→ **AIM OF THE TASK**
Return each line containing "page".

→ **Collection entries**
(begin)

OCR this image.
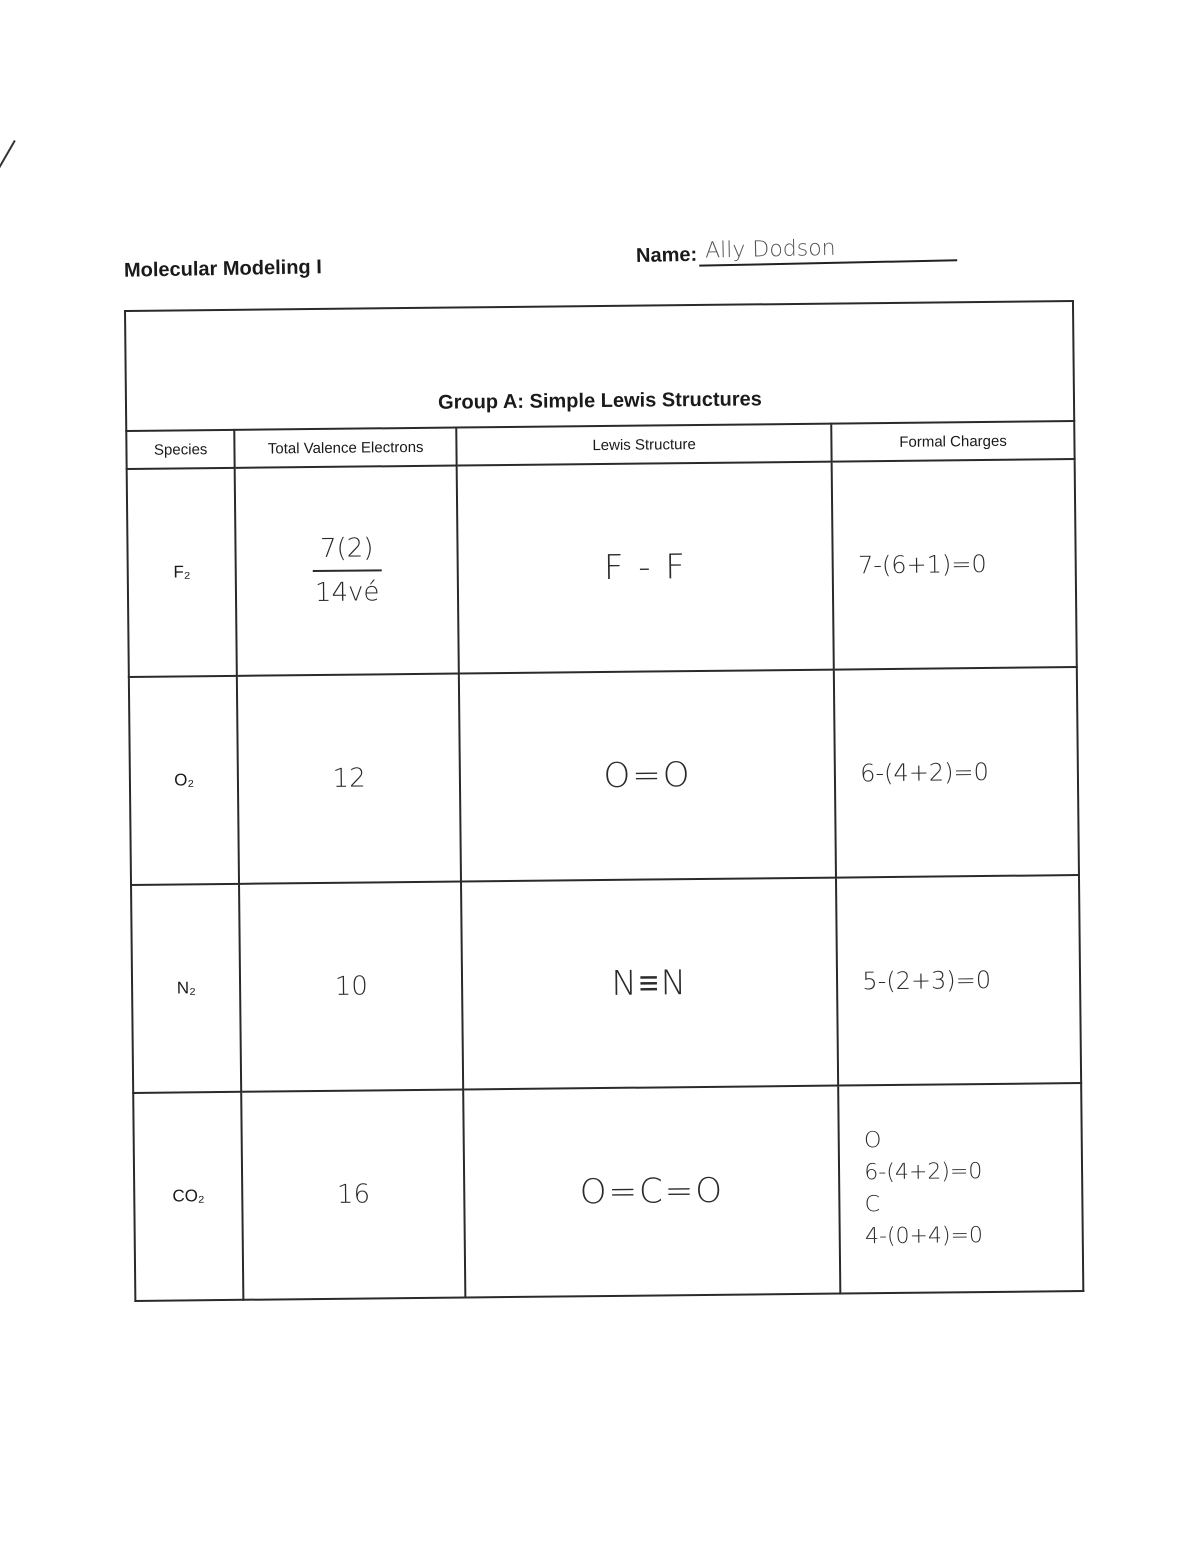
Molecular Modeling I
Name: Ally Dodson
Group A: Simple Lewis Structures			
Species	Total Valence Electrons	Lewis Structure	Formal Charges
F₂	$\frac{7(2)}{14vé}$	F - F	7-(6+1)=0
O₂	12	O=O	6-(4+2)=0
N₂	10	N≡N	5-(2+3)=0
CO₂	16	O=C=O	O
6-(4+2)=0
C
4-(0+4)=0
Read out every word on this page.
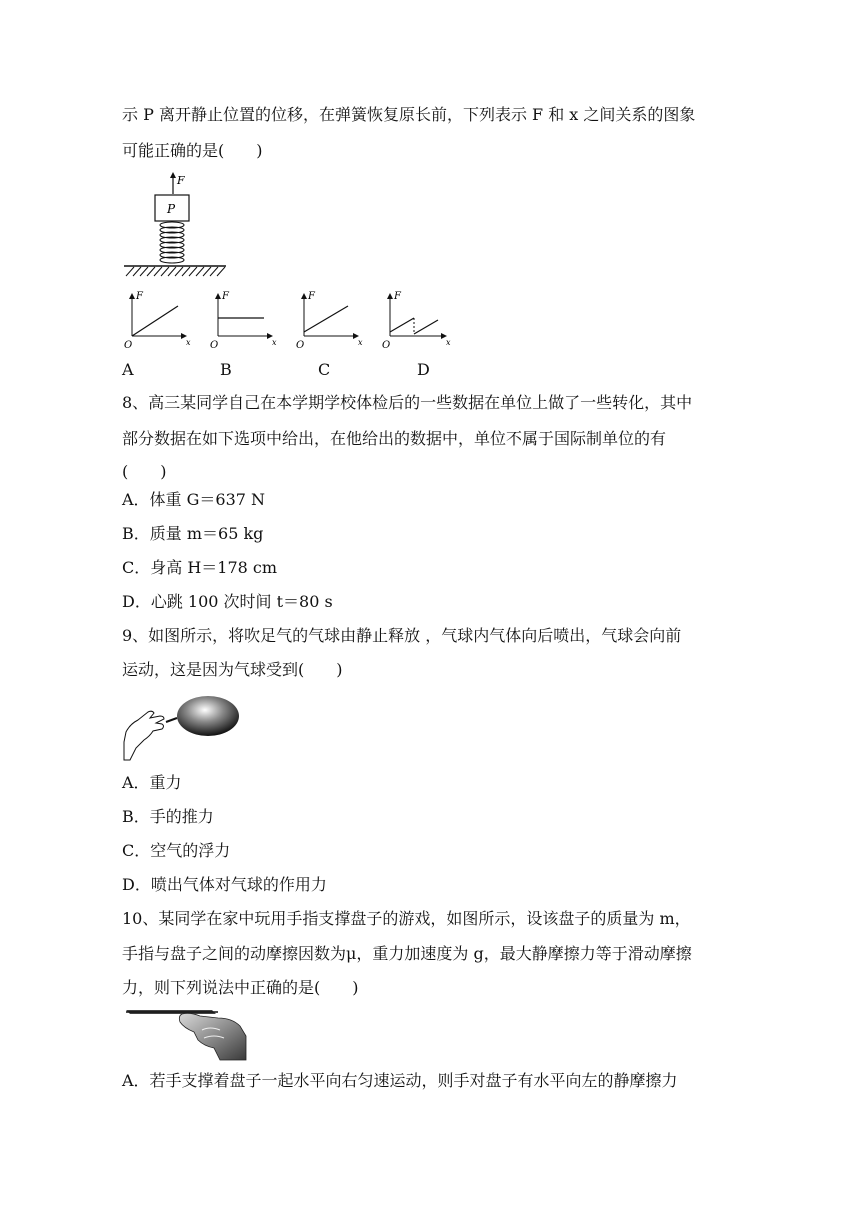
示 P 离开静止位置的位移，在弹簧恢复原长前，下列表示 F 和 x 之间关系的图象
可能正确的是(　　)
F
P
F
x
O
F
x
O
F
x
O
F
x
O
A	B	C	D
8、高三某同学自己在本学期学校体检后的一些数据在单位上做了一些转化，其中
部分数据在如下选项中给出，在他给出的数据中，单位不属于国际制单位的有
(　　)
A．体重 G＝637 N
B．质量 m＝65 kg
C．身高 H＝178 cm
D．心跳 100 次时间 t＝80 s
9、如图所示，将吹足气的气球由静止释放 ，气球内气体向后喷出，气球会向前
运动，这是因为气球受到(　　)
A．重力
B．手的推力
C．空气的浮力
D．喷出气体对气球的作用力
10、某同学在家中玩用手指支撑盘子的游戏，如图所示，设该盘子的质量为 m，
手指与盘子之间的动摩擦因数为μ，重力加速度为 g，最大静摩擦力等于滑动摩擦
力，则下列说法中正确的是(　　)
A．若手支撑着盘子一起水平向右匀速运动，则手对盘子有水平向左的静摩擦力
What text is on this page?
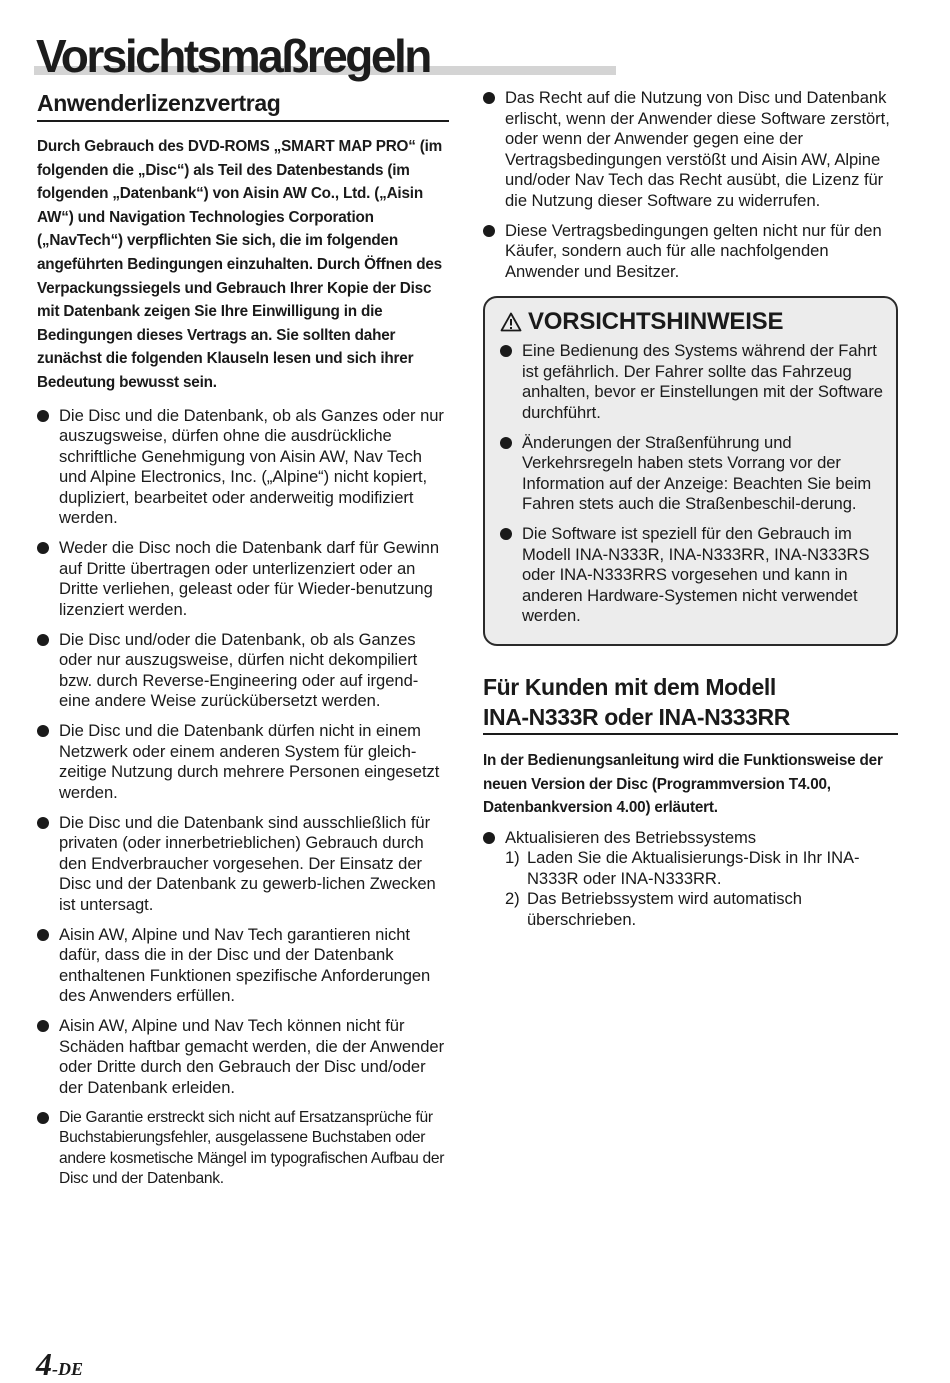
Vorsichtsmaßregeln
Anwenderlizenzvertrag

Durch Gebrauch des DVD-ROMS „SMART MAP PRO“ (im folgenden die „Disc“) als Teil des Datenbestands (im folgenden „Datenbank“) von Aisin AW Co., Ltd. („Aisin AW“) und Navigation Technologies Corporation („NavTech“) verpflichten Sie sich, die im folgenden angeführten Bedingungen einzuhalten. Durch Öffnen des Verpackungssiegels und Gebrauch Ihrer Kopie der Disc mit Datenbank zeigen Sie Ihre Einwilligung in die Bedingungen dieses Vertrags an. Sie sollten daher zunächst die folgenden Klauseln lesen und sich ihrer Bedeutung bewusst sein.

Die Disc und die Datenbank, ob als Ganzes oder nur auszugsweise, dürfen ohne die ausdrückliche schriftliche Genehmigung von Aisin AW, Nav Tech und Alpine Electronics, Inc. („Alpine“) nicht kopiert, dupliziert, bearbeitet oder anderweitig modifiziert werden.
Weder die Disc noch die Datenbank darf für Gewinn auf Dritte übertragen oder unterlizenziert oder an Dritte verliehen, geleast oder für Wieder-benutzung lizenziert werden.
Die Disc und/oder die Datenbank, ob als Ganzes oder nur auszugsweise, dürfen nicht dekompiliert bzw. durch Reverse-Engineering oder auf irgend-eine andere Weise zurückübersetzt werden.
Die Disc und die Datenbank dürfen nicht in einem Netzwerk oder einem anderen System für gleich-zeitige Nutzung durch mehrere Personen eingesetzt werden.
Die Disc und die Datenbank sind ausschließlich für privaten (oder innerbetrieblichen) Gebrauch durch den Endverbraucher vorgesehen. Der Einsatz der Disc und der Datenbank zu gewerb-lichen Zwecken ist untersagt.
Aisin AW, Alpine und Nav Tech garantieren nicht dafür, dass die in der Disc und der Datenbank enthaltenen Funktionen spezifische Anforderungen des Anwenders erfüllen.
Aisin AW, Alpine und Nav Tech können nicht für Schäden haftbar gemacht werden, die der Anwender oder Dritte durch den Gebrauch der Disc und/oder der Datenbank erleiden.
Die Garantie erstreckt sich nicht auf Ersatzansprüche für Buchstabierungsfehler, ausgelassene Buchstaben oder andere kosmetische Mängel im typografischen Aufbau der Disc und der Datenbank.
Das Recht auf die Nutzung von Disc und Datenbank erlischt, wenn der Anwender diese Software zerstört, oder wenn der Anwender gegen eine der Vertragsbedingungen verstößt und Aisin AW, Alpine und/oder Nav Tech das Recht ausübt, die Lizenz für die Nutzung dieser Software zu widerrufen.
Diese Vertragsbedingungen gelten nicht nur für den Käufer, sondern auch für alle nachfolgenden Anwender und Besitzer.
VORSICHTSHINWEISE
Eine Bedienung des Systems während der Fahrt ist gefährlich. Der Fahrer sollte das Fahrzeug anhalten, bevor er Einstellungen mit der Software durchführt.
Änderungen der Straßenführung und Verkehrsregeln haben stets Vorrang vor der Information auf der Anzeige: Beachten Sie beim Fahren stets auch die Straßenbeschil-derung.
Die Software ist speziell für den Gebrauch im Modell INA-N333R, INA-N333RR, INA-N333RS oder INA-N333RRS vorgesehen und kann in anderen Hardware-Systemen nicht verwendet werden.
Für Kunden mit dem Modell
INA-N333R oder INA-N333RR

In der Bedienungsanleitung wird die Funktionsweise der neuen Version der Disc (Programmversion T4.00, Datenbankversion 4.00) erläutert.

Aktualisieren des Betriebssystems
1) Laden Sie die Aktualisierungs-Disk in Ihr INA-N333R oder INA-N333RR.
2) Das Betriebssystem wird automatisch überschrieben.
4-DE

(end)

→ **ANSWER TO THIS PROBLEM**
Read out every word on this page.
What text is on this page?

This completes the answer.